Problem description ::
Copy each line where the word "color" occurs.

Record excerpts ::
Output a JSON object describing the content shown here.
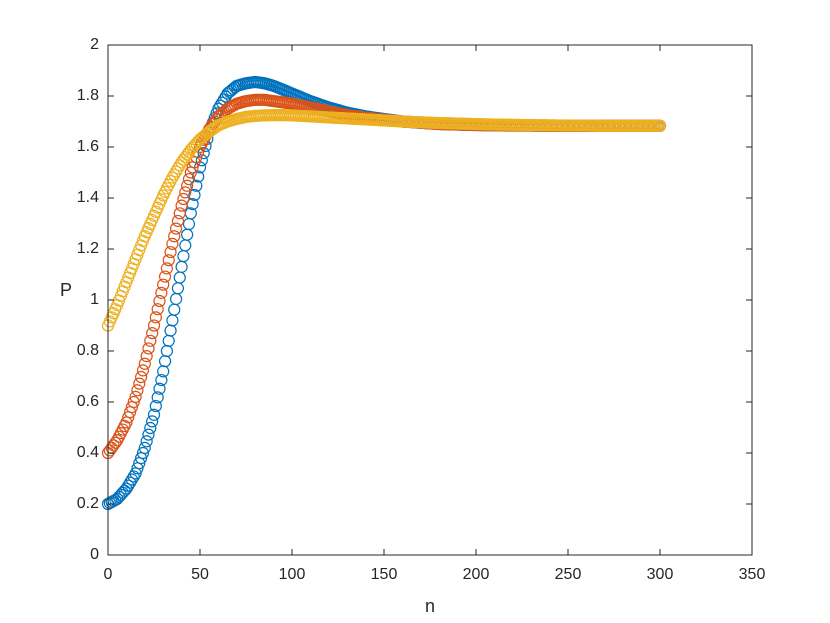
{
  "chart_data": {
    "type": "scatter",
    "marker": "circle-open",
    "xlabel": "n",
    "ylabel": "P",
    "xlim": [
      0,
      350
    ],
    "ylim": [
      0,
      2
    ],
    "xticks": [
      0,
      50,
      100,
      150,
      200,
      250,
      300,
      350
    ],
    "yticks": [
      0,
      0.2,
      0.4,
      0.6,
      0.8,
      1,
      1.2,
      1.4,
      1.6,
      1.8,
      2
    ],
    "xtick_labels": [
      "0",
      "50",
      "100",
      "150",
      "200",
      "250",
      "300",
      "350"
    ],
    "ytick_labels": [
      "0",
      "0.2",
      "0.4",
      "0.6",
      "0.8",
      "1",
      "1.2",
      "1.4",
      "1.6",
      "1.8",
      "2"
    ],
    "grid": false,
    "box": true,
    "legend": null,
    "series": [
      {
        "color": "#0072BD",
        "x": [
          0,
          5,
          10,
          15,
          20,
          25,
          30,
          35,
          40,
          45,
          50,
          55,
          60,
          65,
          70,
          75,
          80,
          85,
          90,
          95,
          100,
          110,
          120,
          130,
          140,
          150,
          160,
          170,
          180,
          190,
          200,
          210,
          220,
          230,
          240,
          250,
          260,
          270,
          280,
          290,
          300
        ],
        "values": [
          0.2,
          0.22,
          0.26,
          0.32,
          0.42,
          0.55,
          0.72,
          0.92,
          1.13,
          1.34,
          1.52,
          1.66,
          1.75,
          1.81,
          1.84,
          1.85,
          1.855,
          1.85,
          1.84,
          1.825,
          1.81,
          1.78,
          1.755,
          1.735,
          1.72,
          1.71,
          1.7,
          1.695,
          1.69,
          1.688,
          1.686,
          1.685,
          1.684,
          1.684,
          1.683,
          1.683,
          1.683,
          1.683,
          1.683,
          1.683,
          1.683
        ]
      },
      {
        "color": "#D95319",
        "x": [
          0,
          5,
          10,
          15,
          20,
          25,
          30,
          35,
          40,
          45,
          50,
          55,
          60,
          65,
          70,
          75,
          80,
          85,
          90,
          95,
          100,
          110,
          120,
          130,
          140,
          150,
          160,
          170,
          180,
          190,
          200,
          210,
          220,
          230,
          240,
          250,
          260,
          270,
          280,
          290,
          300
        ],
        "values": [
          0.4,
          0.45,
          0.52,
          0.62,
          0.75,
          0.9,
          1.06,
          1.22,
          1.37,
          1.5,
          1.6,
          1.67,
          1.72,
          1.75,
          1.77,
          1.78,
          1.785,
          1.785,
          1.78,
          1.775,
          1.77,
          1.755,
          1.74,
          1.725,
          1.715,
          1.707,
          1.7,
          1.695,
          1.69,
          1.688,
          1.686,
          1.685,
          1.684,
          1.684,
          1.683,
          1.683,
          1.683,
          1.683,
          1.683,
          1.683,
          1.683
        ]
      },
      {
        "color": "#EDB120",
        "x": [
          0,
          5,
          10,
          15,
          20,
          25,
          30,
          35,
          40,
          45,
          50,
          55,
          60,
          65,
          70,
          75,
          80,
          85,
          90,
          95,
          100,
          110,
          120,
          130,
          140,
          150,
          160,
          170,
          180,
          190,
          200,
          210,
          220,
          230,
          240,
          250,
          260,
          270,
          280,
          290,
          300
        ],
        "values": [
          0.9,
          0.98,
          1.07,
          1.16,
          1.25,
          1.33,
          1.41,
          1.48,
          1.54,
          1.59,
          1.63,
          1.66,
          1.685,
          1.7,
          1.71,
          1.718,
          1.722,
          1.724,
          1.725,
          1.725,
          1.724,
          1.72,
          1.716,
          1.712,
          1.708,
          1.704,
          1.7,
          1.697,
          1.694,
          1.692,
          1.69,
          1.688,
          1.687,
          1.686,
          1.685,
          1.684,
          1.684,
          1.683,
          1.683,
          1.683,
          1.683
        ]
      }
    ]
  }
}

Solution to this problem ::
        "color": "#0072BD",
        "color": "#D95319",
        "color": "#EDB120",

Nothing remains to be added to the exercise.